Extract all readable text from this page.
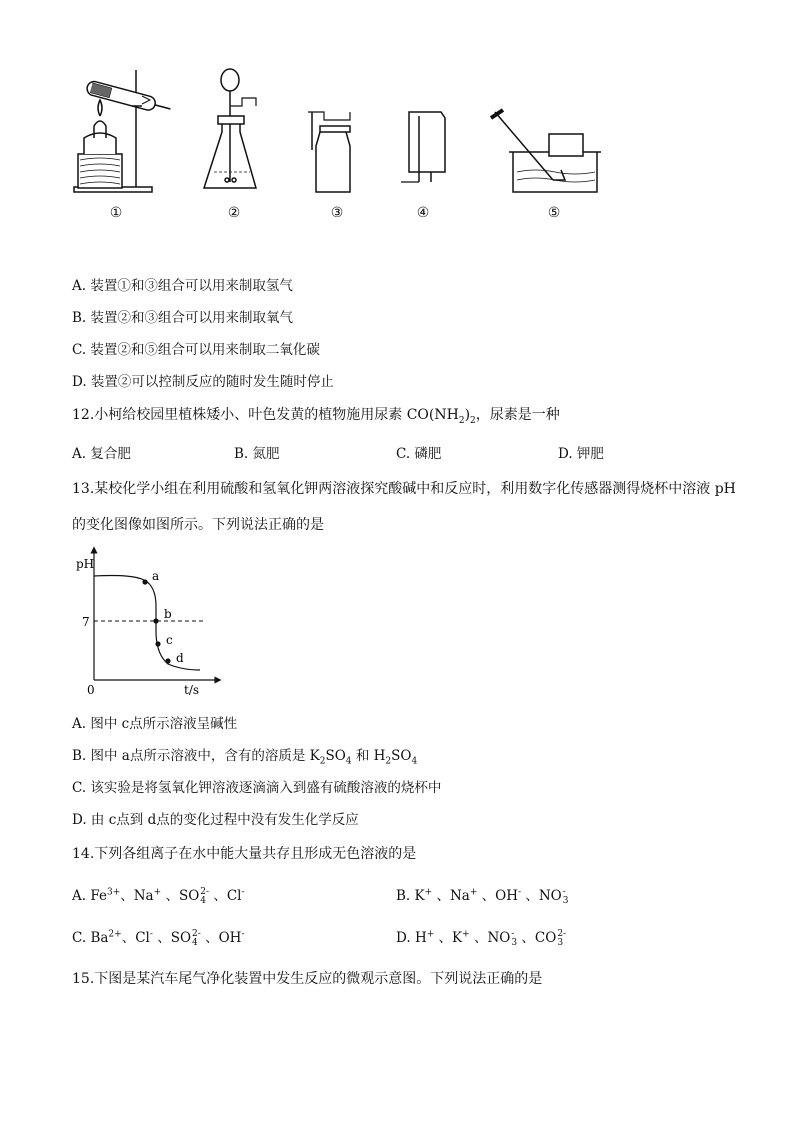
①	②	③	④	⑤
A. 装置①和③组合可以用来制取氢气
B. 装置②和③组合可以用来制取氧气
C. 装置②和⑤组合可以用来制取二氧化碳
D. 装置②可以控制反应的随时发生随时停止
12.小柯给校园里植株矮小、叶色发黄的植物施用尿素 $CO(NH_2)_2$，尿素是一种
A. 复合肥	B. 氮肥	C. 磷肥	D. 钾肥
13.某校化学小组在利用硫酸和氢氧化钾两溶液探究酸碱中和反应时，利用数字化传感器测得烧杯中溶液 pH
的变化图像如图所示。下列说法正确的是
pH
t/s
0
7
a
b
c
d
A. 图中 c点所示溶液呈碱性
B. 图中 a点所示溶液中，含有的溶质是 $K_2SO_4$ 和 $H_2SO_4$
C. 该实验是将氢氧化钾溶液逐滴滴入到盛有硫酸溶液的烧杯中
D. 由 c点到 d点的变化过程中没有发生化学反应
14.下列各组离子在水中能大量共存且形成无色溶液的是
A. $Fe^{3+}$、Na+ 、SO2-
4 、Cl-	B. K+ 、Na+ 、OH- 、NO-
3
C. $Ba^{2+}$、Cl- 、SO2-
4 、OH-	D. H+ 、K+ 、NO-
3 、CO2-
3
15.下图是某汽车尾气净化装置中发生反应的微观示意图。下列说法正确的是
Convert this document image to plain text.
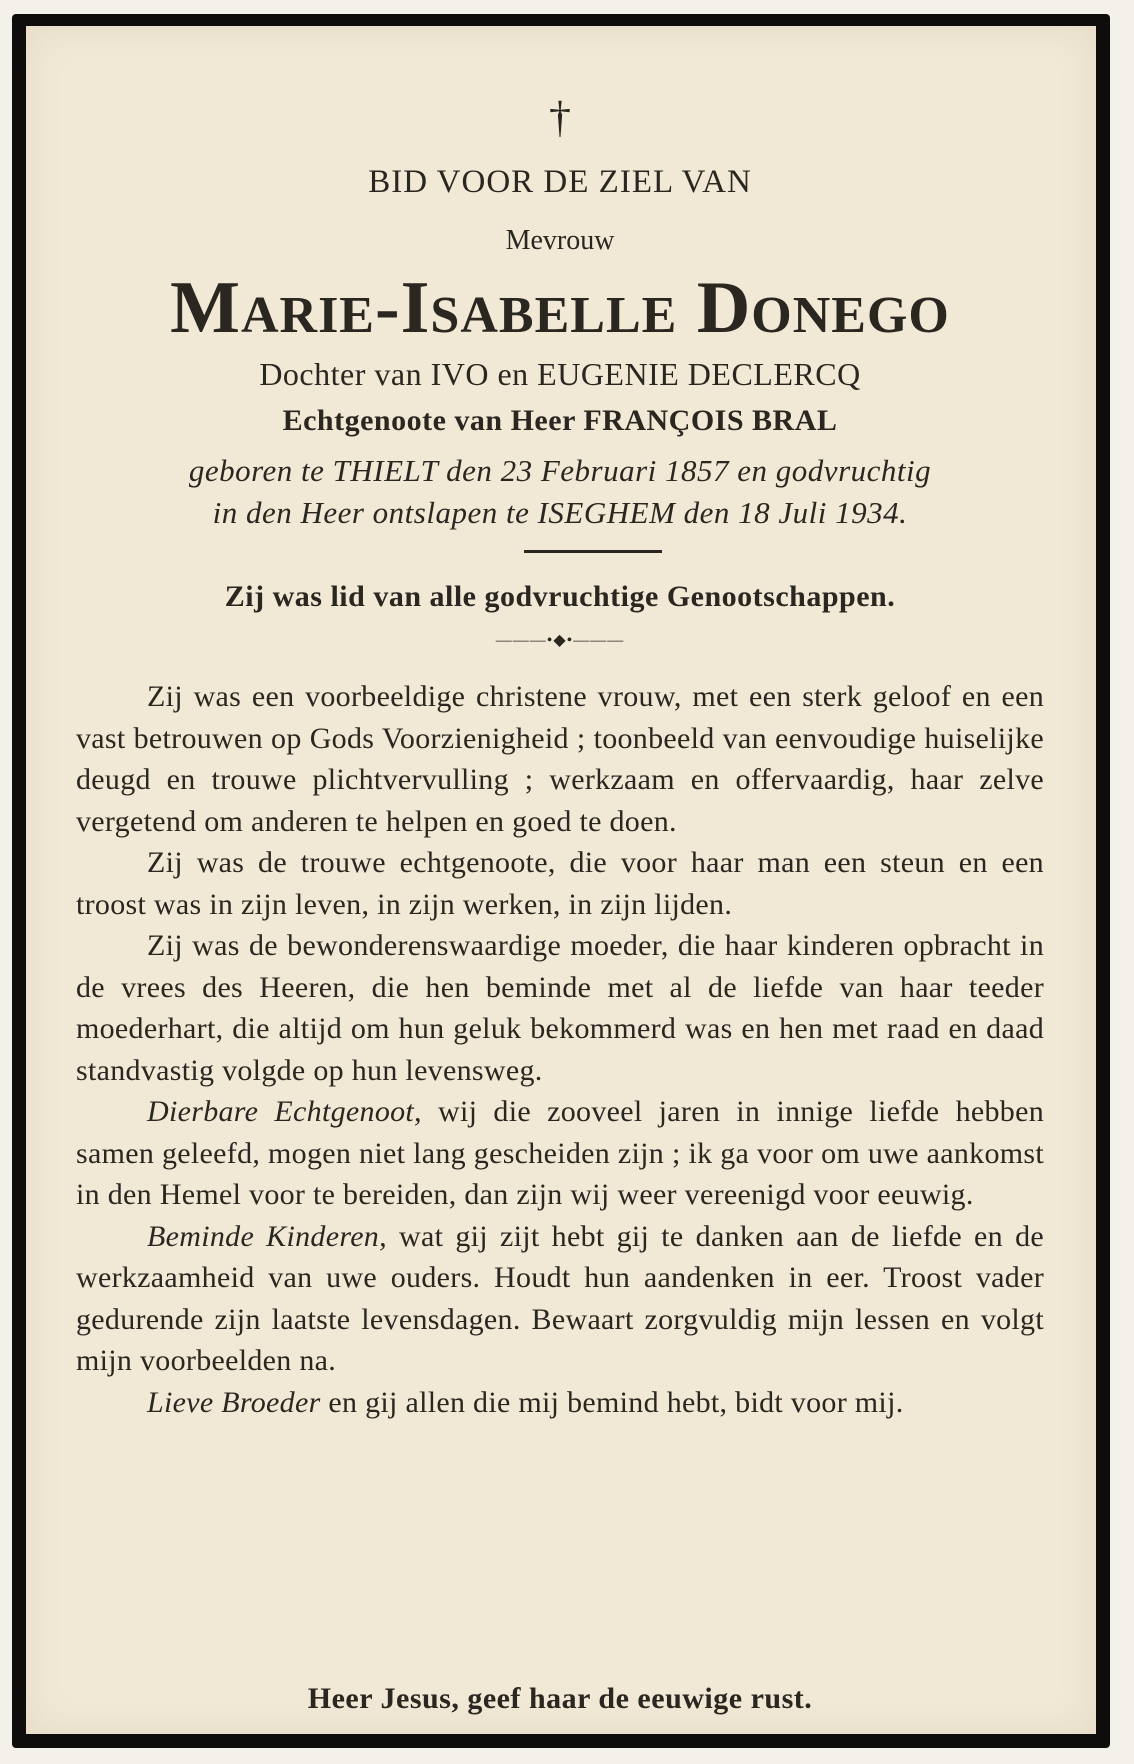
†
BID VOOR DE ZIEL VAN
Mevrouw
Marie-Isabelle Donego
Dochter van IVO en EUGENIE DECLERCQ
Echtgenoote van Heer FRANÇOIS BRAL
geboren te THIELT den 23 Februari 1857 en godvruchtig
in den Heer ontslapen te ISEGHEM den 18 Juli 1934.
Zij was lid van alle godvruchtige Genootschappen.
———•◆•———

Zij was een voorbeeldige christene vrouw, met een sterk geloof en een vast betrouwen op Gods Voorzienigheid ; toonbeeld van eenvoudige huiselijke deugd en trouwe plichtvervulling ; werkzaam en offervaardig, haar zelve vergetend om anderen te helpen en goed te doen.

Zij was de trouwe echtgenoote, die voor haar man een steun en een troost was in zijn leven, in zijn werken, in zijn lijden.

Zij was de bewonderenswaardige moeder, die haar kinderen opbracht in de vrees des Heeren, die hen beminde met al de liefde van haar teeder moederhart, die altijd om hun geluk bekommerd was en hen met raad en daad standvastig volgde op hun levensweg.

Dierbare Echtgenoot, wij die zooveel jaren in innige liefde hebben samen geleefd, mogen niet lang gescheiden zijn ; ik ga voor om uwe aankomst in den Hemel voor te bereiden, dan zijn wij weer vereenigd voor eeuwig.

Beminde Kinderen, wat gij zijt hebt gij te danken aan de liefde en de werkzaamheid van uwe ouders. Houdt hun aandenken in eer. Troost vader gedurende zijn laatste levensdagen. Bewaart zorgvuldig mijn lessen en volgt mijn voorbeelden na.

Lieve Broeder en gij allen die mij bemind hebt, bidt voor mij.

Heer Jesus, geef haar de eeuwige rust.
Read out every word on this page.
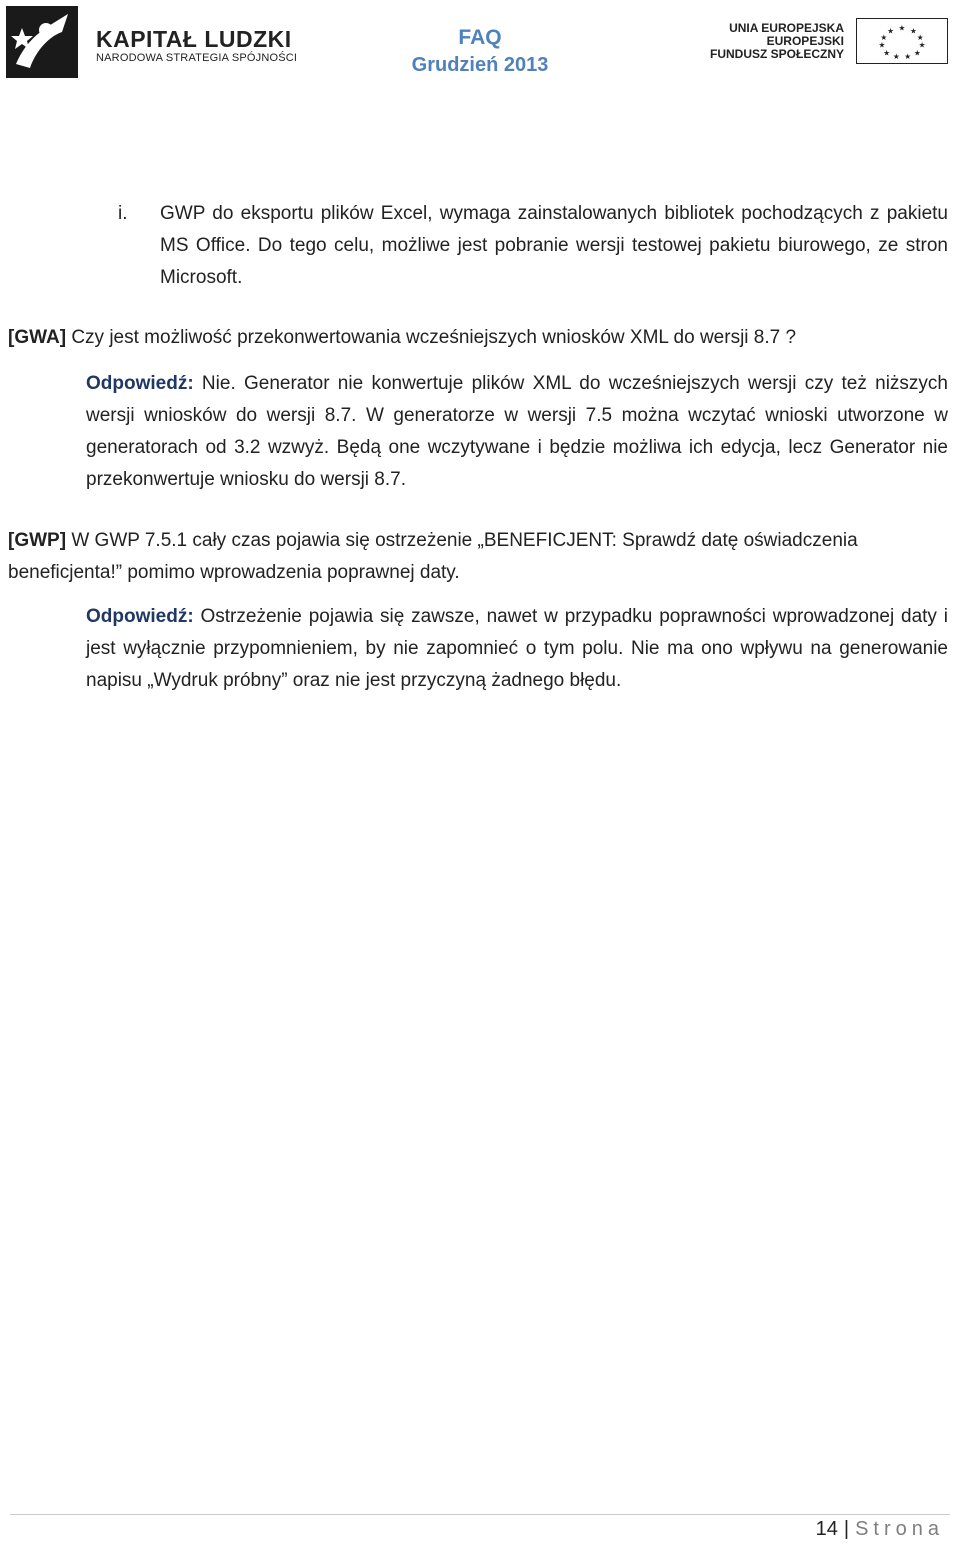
KAPITAŁ LUDZKI
NARODOWA STRATEGIA SPÓJNOŚCI
FAQ
Grudzień 2013
UNIA EUROPEJSKA
EUROPEJSKI
FUNDUSZ SPOŁECZNY
★ ★
★
★
★
★
★
★
★
★
★
i. GWP do eksportu plików Excel, wymaga zainstalowanych bibliotek pochodzących z pakietu MS Office. Do tego celu, możliwe jest pobranie wersji testowej pakietu biurowego, ze stron Microsoft.

[GWA] Czy jest możliwość przekonwertowania wcześniejszych wniosków XML do wersji 8.7 ?

Odpowiedź: Nie. Generator nie konwertuje plików XML do wcześniejszych wersji czy też niższych wersji wniosków do wersji 8.7. W generatorze w wersji 7.5 można wczytać wnioski utworzone w generatorach od 3.2 wzwyż. Będą one wczytywane i będzie możliwa ich edycja, lecz Generator nie przekonwertuje wniosku do wersji 8.7.

[GWP] W GWP 7.5.1 cały czas pojawia się ostrzeżenie „BENEFICJENT: Sprawdź datę oświadczenia beneficjenta!” pomimo wprowadzenia poprawnej daty.

Odpowiedź: Ostrzeżenie pojawia się zawsze, nawet w przypadku poprawności wprowadzonej daty i jest wyłącznie przypomnieniem, by nie zapomnieć o tym polu. Nie ma ono wpływu na generowanie napisu „Wydruk próbny” oraz nie jest przyczyną żadnego błędu.

14 | Strona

^^^^

• [Task requirements]:
Go through the records and copy each line with "pojawia" in it.

• [Correct answer]:
[GWP] W GWP 7.5.1 cały czas pojawia się ostrzeżenie „BENEFICJENT: Sprawdź datę oświadczenia beneficjenta!” pomimo wprowadzenia poprawnej daty.
Odpowiedź: Ostrzeżenie pojawia się zawsze, nawet w przypadku poprawności wprowadzonej daty i jest wyłącznie przypomnieniem, by nie zapomnieć o tym polu. Nie ma ono wpływu na generowanie napisu „Wydruk próbny” oraz nie jest przyczyną żadnego błędu.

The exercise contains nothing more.